### Text
◇ ◇ ◇

Für Designer ist es wichtig, den eigenen Platz in dieser Geschichte zu verstehen. Und zu wissen, wo, warum und wie diese Branche entstanden ist. Ein Blick auf vergangene Strömungen und Entwicklungen ist dabei ebenso interessant wie inspirierend. Immerhin wiederholen sich Stilrichtungen oft und eine Beschäftigung mit der Vergangenheit kann zu neuen, innovativen Ideen führen. Werfen wir doch einen kurzen Blick auf die wichtigsten Meilensteine in der Entwicklung des Grafikdesigns.
Höhlenmalereien
Die Existenz von Höhlenmalereien aus prähistorischen Zeiten beweist, dass der Mensch schon immer das Bedürfnis gehabt haben muss, sich künstlerisch auszudrücken. Und das über alle Kulturkreise hinweg. So finden wir heute überall auf der Welt sehr frühe Darstellungen von Tieren, Handabdrücken oder der Jagd. Historiker sind sich noch uneins darüber, was oder mit wem hier kommuniziert werden sollte, unstrittig ist aber, dass Menschen von Beginn an ein Talent dafür gezeigt haben, mit Bildern zu kommunizieren.
Die Schriftsprache der Sumerer
Schrift und Schriftgestaltung sind ein untrennbarer Bestandteil des Grafikdesigns. Und ein untrennbarer Bestandteil unserer Sprache und unserer Kommunikation. Die erste geschriebene Sprache haben die Sumerer entwickelt – man nimmt an, dass sie das vorwiegend taten, um Handel zu treiben, Bestände zu notieren und um zu verhindern, das Teile der Ware auf dem Weg zum Ziel abhanden kam.
Die frühesten Sprachen waren logografisch. Statt für phonetische Geräusche standen die Symbole für ganze Wörter – so wie Symbole und Icons dies heute auch im Bereich des Grafikdesigns tun. Dieser Umstand scheint darauf hinzudeuten, dass der Mensch eine natürliche Fähigkeit besitzt, visuelle Darstellung zu verwenden und zu interpretieren, um so auch komplexe Ideen zu kommunizieren.

◇ ◇ ◇

### Bereitgestelltes Material

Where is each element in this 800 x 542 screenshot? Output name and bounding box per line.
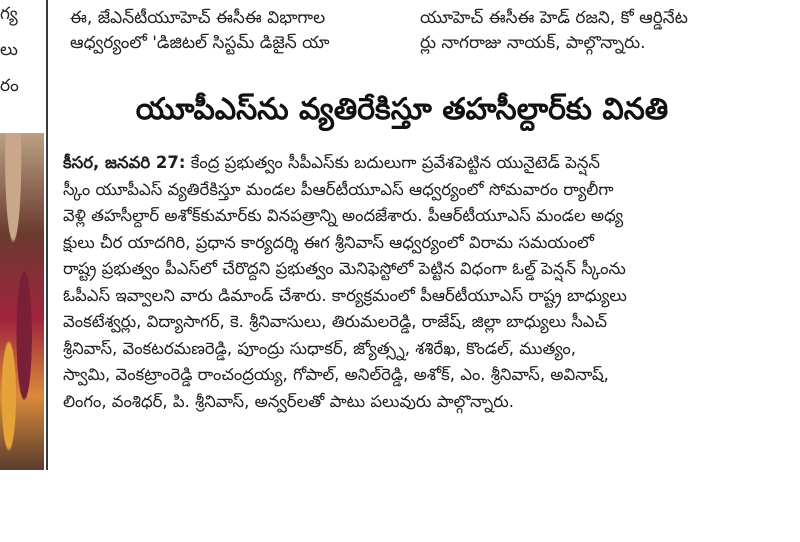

◇ ◇ ◇

### Aufgabenstellung A
Warum lohnt sich für Designer laut dem Text zur Geschichte des Grafikdesigns ein Blick auf vergangene Strömungen und Entwicklungen? Antworten Sie in ein bis drei Sätzen.
### Aufgabenstellung B
Stimmen diese Aussagen mit dem Text zur Geschichte des Grafikdesigns überein? Antworten Sie jeweils mit Ja oder Nein und belegen Sie das mit den entscheidenden Worten des Textes im genauen Wortlaut.
(i) Historiker sind sich einig darüber, was mit den Höhlenmalereien kommuniziert werden sollte.
(ii) Die frühesten Sprachen waren logografisch.
(iii) Sehr frühe Darstellungen von Tieren, Handabdrücken oder der Jagd finden sich nur in einem einzigen Kulturkreis.
### Aufgabenstellung C
Knüpfen Sie an den Text zur Geschichte des Grafikdesigns an: Wie geht er nach seinem letzten Satz weiter?

### Erwartete Antwort A
Stilrichtungen wiederholen sich oft, und eine Beschäftigung mit der Vergangenheit kann zu neuen, innovativen Ideen führen. Zudem ist ein solcher Blick ebenso interessant wie inspirierend.

### Erwartete Antwort B
(i) Nein: „Historiker sind sich noch uneins darüber, was oder mit wem hier kommuniziert werden sollte“
(ii) Ja: „Die frühesten Sprachen waren logografisch.“
(iii) Nein: „So finden wir heute überall auf der Welt sehr frühe Darstellungen von Tieren, Handabdrücken oder der Jagd.“

### Erwartete Antwort C
Grafikdesign, Typografie und Druck
Was den Druck – also die Vervielfältigung von Zeichen und Schriften mit Hilfe von Druckverfahren – angeht, waren die Chinesen der Frühzeit überaus kreativ. Sie haben unter anderem das Papier, den Holzschnitt und die ersten beweglichen Lettern erfunden. Bereits 200 Jahre vor der Zeitenwende nutzten die Chinese Holzreliefs, um komplexe Designs auf Seide, später auch auf Papier, zu übertragen. Und im Jahr 104 erfand der Chinese Bi Sheng die erste Druckerpresse aus Porzellan. Das war ganze 400 Jahre, bevor Gutenberg seine bahnbrechende Druckerpresse in Europa entwickelte.
Die Schriftgestaltung – also die Typografie – erlebte im Mittelalter einen Aufschwung. Nun ging es nicht mehr nur darum, mithilfe der Schrift Informationen zu übermitteln, sondern sie wurde zu einem wesentlichen Gestaltungsmittel bei der Herstellung gedruckter Medien. Bücher erhielten durch die künstlerische Gestaltung ihrer Inhalte einen besonderen Wert. Besonders wichtig wurde die Typografie in der islamischen Welt, denn hier waren bildliche Darstellungen oft unzulässig. Die Typografie hingegen war eine allgemein akzeptierte Form des künstlerischen Ausdrucks.
Grafikdesign in der Werbung
Die ersten Anwendungen des Grafikdesigns im Bereich der Werbung und des Marketings finden wir in Form von Ladenschildern. Und diese gibt es bereits seit dem 14. Jahrhundert. Gerade im städtischen Raum waren viele Wasserquellen verschmutzt, weshalb Bier zu einer bevorzugten Alternative zum Trinkwasser wurde. Um den Zugang zu diesem Getränk zu erleichtern, erließ König Richard II. von England ein Gesetz, das Wirtshäuser, in denen Bier oder Ale angeboten wurde, dazu verpflichtete, außen gut sichtbare Schilder anzubringen, damit die Menschen diese leichter finden konnten. Diese Ladenschilder waren nicht nur die ersten, die Unternehmen repräsentierten, sondern auch der Ursprung einer Tradition, die bis heute lebendig ist.
Grafikdesign in der Renaissance
Im Jahr 1439 stellte Johannes Gutenberg die ersten beweglichen Lettern in Europa vor, die sich dazu eigneten, geschriebene Informationen beliebig oft, sehr schnell und sehr einfach zu vervielfältigen. Damit läutete er in der westliche Welt die Massenkommunikation ein. Bücher, Informationsblätter und wissenschaftliche Abhandlungen wurden einer breiteren Gruppe von Menschen zugänglich. Da man mit der Gutenberg’schen Presse nicht nur reine Texte, sondern auch Bilder, Symbole und andere Elemente vervielfältigen konnte, ebnete sie den Weg zur kommerziellen Nutzung von Gestaltung – das Grafikdesign, so wie wir es heute kennen, war geboren.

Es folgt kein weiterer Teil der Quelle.